### TASK DESCRIPTION
Tally the lines with the word "reviews" and report the number alone.

begin SUPPLIED INFORMATION

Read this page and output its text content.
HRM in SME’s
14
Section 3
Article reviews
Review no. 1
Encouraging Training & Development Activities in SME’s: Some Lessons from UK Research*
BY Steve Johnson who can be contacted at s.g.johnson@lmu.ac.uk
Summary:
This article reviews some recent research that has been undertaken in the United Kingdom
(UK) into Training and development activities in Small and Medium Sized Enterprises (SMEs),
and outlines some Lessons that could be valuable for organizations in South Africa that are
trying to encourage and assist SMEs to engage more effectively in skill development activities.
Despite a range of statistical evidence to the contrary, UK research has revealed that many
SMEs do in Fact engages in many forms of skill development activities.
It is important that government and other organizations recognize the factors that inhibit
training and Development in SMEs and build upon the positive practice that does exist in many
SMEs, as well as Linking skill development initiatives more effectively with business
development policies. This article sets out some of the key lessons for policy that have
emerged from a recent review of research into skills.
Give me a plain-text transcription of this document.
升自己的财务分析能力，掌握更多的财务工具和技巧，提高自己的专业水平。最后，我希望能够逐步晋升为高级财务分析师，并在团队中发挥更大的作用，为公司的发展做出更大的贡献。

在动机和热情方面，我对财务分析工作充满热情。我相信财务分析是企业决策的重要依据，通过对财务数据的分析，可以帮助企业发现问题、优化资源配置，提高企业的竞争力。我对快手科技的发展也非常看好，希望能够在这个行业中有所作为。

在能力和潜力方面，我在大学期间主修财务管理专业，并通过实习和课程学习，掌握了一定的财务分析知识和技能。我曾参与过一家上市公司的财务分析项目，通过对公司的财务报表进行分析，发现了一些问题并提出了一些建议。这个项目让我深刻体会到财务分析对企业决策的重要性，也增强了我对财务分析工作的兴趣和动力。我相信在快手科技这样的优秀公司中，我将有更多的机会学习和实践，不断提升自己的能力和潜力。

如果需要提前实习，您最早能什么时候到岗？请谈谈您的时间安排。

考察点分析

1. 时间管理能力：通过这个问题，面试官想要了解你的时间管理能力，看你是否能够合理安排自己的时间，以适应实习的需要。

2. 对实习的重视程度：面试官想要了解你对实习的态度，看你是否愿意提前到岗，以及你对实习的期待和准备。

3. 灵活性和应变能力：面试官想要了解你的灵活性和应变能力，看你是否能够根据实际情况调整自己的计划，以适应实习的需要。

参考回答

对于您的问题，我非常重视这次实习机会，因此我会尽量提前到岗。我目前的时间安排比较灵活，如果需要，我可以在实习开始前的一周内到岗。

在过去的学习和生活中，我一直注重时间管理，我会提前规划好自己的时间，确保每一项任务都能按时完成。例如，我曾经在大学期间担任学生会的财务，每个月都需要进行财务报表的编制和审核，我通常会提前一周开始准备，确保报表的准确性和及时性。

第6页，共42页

end SUPPLIED INFORMATION
begin SUPPLIED INFORMATION

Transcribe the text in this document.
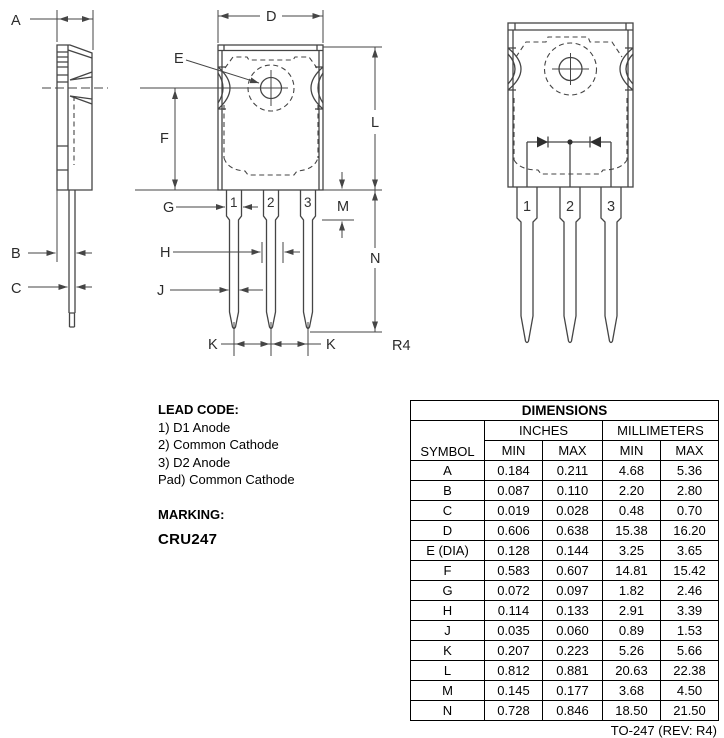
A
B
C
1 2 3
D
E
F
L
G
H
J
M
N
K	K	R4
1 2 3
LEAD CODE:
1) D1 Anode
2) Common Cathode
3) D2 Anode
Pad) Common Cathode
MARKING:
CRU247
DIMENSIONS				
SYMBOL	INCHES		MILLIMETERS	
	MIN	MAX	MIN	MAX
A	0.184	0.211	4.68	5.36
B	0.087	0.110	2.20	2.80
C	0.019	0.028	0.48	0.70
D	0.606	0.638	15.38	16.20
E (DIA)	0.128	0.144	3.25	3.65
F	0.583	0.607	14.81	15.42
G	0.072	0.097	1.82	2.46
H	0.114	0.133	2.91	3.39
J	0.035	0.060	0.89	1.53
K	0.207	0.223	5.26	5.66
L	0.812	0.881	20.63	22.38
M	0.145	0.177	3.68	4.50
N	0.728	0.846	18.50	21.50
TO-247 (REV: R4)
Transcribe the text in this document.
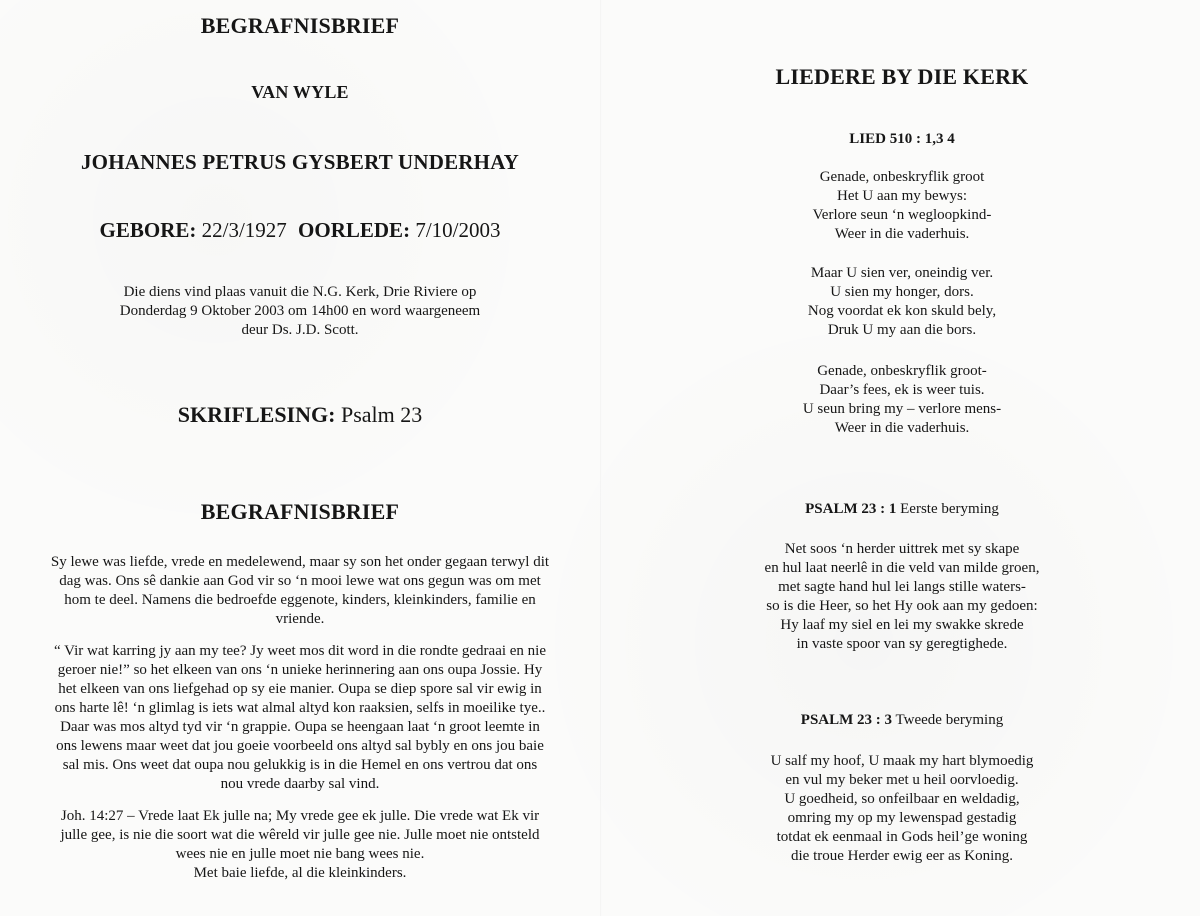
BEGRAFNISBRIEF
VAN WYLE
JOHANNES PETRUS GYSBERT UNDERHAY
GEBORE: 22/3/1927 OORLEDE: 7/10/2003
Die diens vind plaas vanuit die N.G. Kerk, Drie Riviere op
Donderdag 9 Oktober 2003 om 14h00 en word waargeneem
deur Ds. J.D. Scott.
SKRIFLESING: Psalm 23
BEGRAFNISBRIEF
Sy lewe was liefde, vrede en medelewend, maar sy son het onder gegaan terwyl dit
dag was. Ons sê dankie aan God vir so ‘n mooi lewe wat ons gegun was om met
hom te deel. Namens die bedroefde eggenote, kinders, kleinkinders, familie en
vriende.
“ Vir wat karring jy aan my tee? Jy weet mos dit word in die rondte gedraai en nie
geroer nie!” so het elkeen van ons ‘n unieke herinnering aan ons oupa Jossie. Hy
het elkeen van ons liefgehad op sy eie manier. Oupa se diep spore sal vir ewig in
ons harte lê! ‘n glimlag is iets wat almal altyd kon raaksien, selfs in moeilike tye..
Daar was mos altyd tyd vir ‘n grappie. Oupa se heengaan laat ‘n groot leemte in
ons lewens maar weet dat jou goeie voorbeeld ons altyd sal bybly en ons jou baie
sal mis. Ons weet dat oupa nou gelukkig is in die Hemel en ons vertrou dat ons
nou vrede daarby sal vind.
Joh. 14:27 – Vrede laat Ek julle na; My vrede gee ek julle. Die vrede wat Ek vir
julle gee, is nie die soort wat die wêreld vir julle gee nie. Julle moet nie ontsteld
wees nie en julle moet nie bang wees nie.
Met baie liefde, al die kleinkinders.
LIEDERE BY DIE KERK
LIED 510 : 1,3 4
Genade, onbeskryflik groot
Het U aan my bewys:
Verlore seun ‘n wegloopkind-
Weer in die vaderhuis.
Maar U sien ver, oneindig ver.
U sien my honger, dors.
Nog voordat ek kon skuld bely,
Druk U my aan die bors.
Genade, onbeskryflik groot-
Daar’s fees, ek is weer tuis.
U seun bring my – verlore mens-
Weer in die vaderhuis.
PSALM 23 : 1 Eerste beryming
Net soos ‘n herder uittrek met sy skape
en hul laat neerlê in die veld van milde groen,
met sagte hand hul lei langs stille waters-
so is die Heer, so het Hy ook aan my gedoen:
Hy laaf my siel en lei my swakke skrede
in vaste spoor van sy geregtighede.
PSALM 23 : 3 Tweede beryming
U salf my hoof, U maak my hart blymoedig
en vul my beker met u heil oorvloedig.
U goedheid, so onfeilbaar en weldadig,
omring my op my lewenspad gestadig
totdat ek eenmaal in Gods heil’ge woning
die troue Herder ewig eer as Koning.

end SUPPLIED INFORMATION

### RESULT OF THIS TASK
2